◆ Challenge ◆
Copy the data precisely, keeping every character.
* begin *
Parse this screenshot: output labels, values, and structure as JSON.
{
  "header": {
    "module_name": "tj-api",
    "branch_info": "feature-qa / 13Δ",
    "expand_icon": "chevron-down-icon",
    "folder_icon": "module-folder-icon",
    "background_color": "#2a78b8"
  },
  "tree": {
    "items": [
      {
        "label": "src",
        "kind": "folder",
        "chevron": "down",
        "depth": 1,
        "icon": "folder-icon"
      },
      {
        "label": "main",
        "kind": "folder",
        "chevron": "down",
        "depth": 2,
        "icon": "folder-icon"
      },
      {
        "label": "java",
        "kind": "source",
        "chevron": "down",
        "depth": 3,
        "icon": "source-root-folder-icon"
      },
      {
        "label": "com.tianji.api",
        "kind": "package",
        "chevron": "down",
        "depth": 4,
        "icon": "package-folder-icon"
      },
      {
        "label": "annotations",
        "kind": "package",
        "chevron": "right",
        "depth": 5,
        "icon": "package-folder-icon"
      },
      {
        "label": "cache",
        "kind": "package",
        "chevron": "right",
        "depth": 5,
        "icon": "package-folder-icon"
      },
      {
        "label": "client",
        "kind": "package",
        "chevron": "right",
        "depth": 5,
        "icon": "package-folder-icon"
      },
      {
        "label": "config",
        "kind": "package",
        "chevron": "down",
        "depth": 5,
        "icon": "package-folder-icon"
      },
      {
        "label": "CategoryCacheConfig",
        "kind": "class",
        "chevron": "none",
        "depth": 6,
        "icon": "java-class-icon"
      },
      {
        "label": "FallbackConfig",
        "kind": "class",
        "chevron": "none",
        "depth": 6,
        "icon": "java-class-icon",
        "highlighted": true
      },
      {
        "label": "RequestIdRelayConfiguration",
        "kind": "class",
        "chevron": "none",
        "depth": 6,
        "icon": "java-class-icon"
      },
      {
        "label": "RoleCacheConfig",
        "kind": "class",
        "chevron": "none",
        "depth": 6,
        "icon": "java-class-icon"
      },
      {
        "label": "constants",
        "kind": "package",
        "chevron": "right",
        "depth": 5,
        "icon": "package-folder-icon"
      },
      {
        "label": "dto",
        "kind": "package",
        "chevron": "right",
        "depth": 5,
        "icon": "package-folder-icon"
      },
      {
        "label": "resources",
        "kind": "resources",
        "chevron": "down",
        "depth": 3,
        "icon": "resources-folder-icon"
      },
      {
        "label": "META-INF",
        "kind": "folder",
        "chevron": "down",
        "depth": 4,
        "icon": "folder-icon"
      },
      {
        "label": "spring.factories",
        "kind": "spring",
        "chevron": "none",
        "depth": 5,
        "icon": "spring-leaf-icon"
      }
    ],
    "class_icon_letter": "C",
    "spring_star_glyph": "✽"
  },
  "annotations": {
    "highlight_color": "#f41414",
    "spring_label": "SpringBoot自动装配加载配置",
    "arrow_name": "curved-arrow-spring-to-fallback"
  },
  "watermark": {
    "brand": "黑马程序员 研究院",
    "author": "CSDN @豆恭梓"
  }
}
* end *
◆ Result of the exercise ◆
Parse this screenshot: output labels, values, and structure as JSON.
{
  "header": {
    "module_name": "tj-api",
    "branch_info": "feature-qa / 13Δ",
    "expand_icon": "chevron-down-icon",
    "folder_icon": "module-folder-icon",
    "background_color": "#2a78b8"
  },
  "tree": {
    "items": [
      {
        "label": "src",
        "kind": "folder",
        "chevron": "down",
        "depth": 1,
        "icon": "folder-icon"
      },
      {
        "label": "main",
        "kind": "folder",
        "chevron": "down",
        "depth": 2,
        "icon": "folder-icon"
      },
      {
        "label": "java",
        "kind": "source",
        "chevron": "down",
        "depth": 3,
        "icon": "source-root-folder-icon"
      },
      {
        "label": "com.tianji.api",
        "kind": "package",
        "chevron": "down",
        "depth": 4,
        "icon": "package-folder-icon"
      },
      {
        "label": "annotations",
        "kind": "package",
        "chevron": "right",
        "depth": 5,
        "icon": "package-folder-icon"
      },
      {
        "label": "cache",
        "kind": "package",
        "chevron": "right",
        "depth": 5,
        "icon": "package-folder-icon"
      },
      {
        "label": "client",
        "kind": "package",
        "chevron": "right",
        "depth": 5,
        "icon": "package-folder-icon"
      },
      {
        "label": "config",
        "kind": "package",
        "chevron": "down",
        "depth": 5,
        "icon": "package-folder-icon"
      },
      {
        "label": "CategoryCacheConfig",
        "kind": "class",
        "chevron": "none",
        "depth": 6,
        "icon": "java-class-icon"
      },
      {
        "label": "FallbackConfig",
        "kind": "class",
        "chevron": "none",
        "depth": 6,
        "icon": "java-class-icon",
        "highlighted": true
      },
      {
        "label": "RequestIdRelayConfiguration",
        "kind": "class",
        "chevron": "none",
        "depth": 6,
        "icon": "java-class-icon"
      },
      {
        "label": "RoleCacheConfig",
        "kind": "class",
        "chevron": "none",
        "depth": 6,
        "icon": "java-class-icon"
      },
      {
        "label": "constants",
        "kind": "package",
        "chevron": "right",
        "depth": 5,
        "icon": "package-folder-icon"
      },
      {
        "label": "dto",
        "kind": "package",
        "chevron": "right",
        "depth": 5,
        "icon": "package-folder-icon"
      },
      {
        "label": "resources",
        "kind": "resources",
        "chevron": "down",
        "depth": 3,
        "icon": "resources-folder-icon"
      },
      {
        "label": "META-INF",
        "kind": "folder",
        "chevron": "down",
        "depth": 4,
        "icon": "folder-icon"
      },
      {
        "label": "spring.factories",
        "kind": "spring",
        "chevron": "none",
        "depth": 5,
        "icon": "spring-leaf-icon"
      }
    ],
    "class_icon_letter": "C",
    "spring_star_glyph": "✽"
  },
  "annotations": {
    "highlight_color": "#f41414",
    "spring_label": "SpringBoot自动装配加载配置",
    "arrow_name": "curved-arrow-spring-to-fallback"
  },
  "watermark": {
    "brand": "黑马程序员 研究院",
    "author": "CSDN @豆恭梓"
  }
}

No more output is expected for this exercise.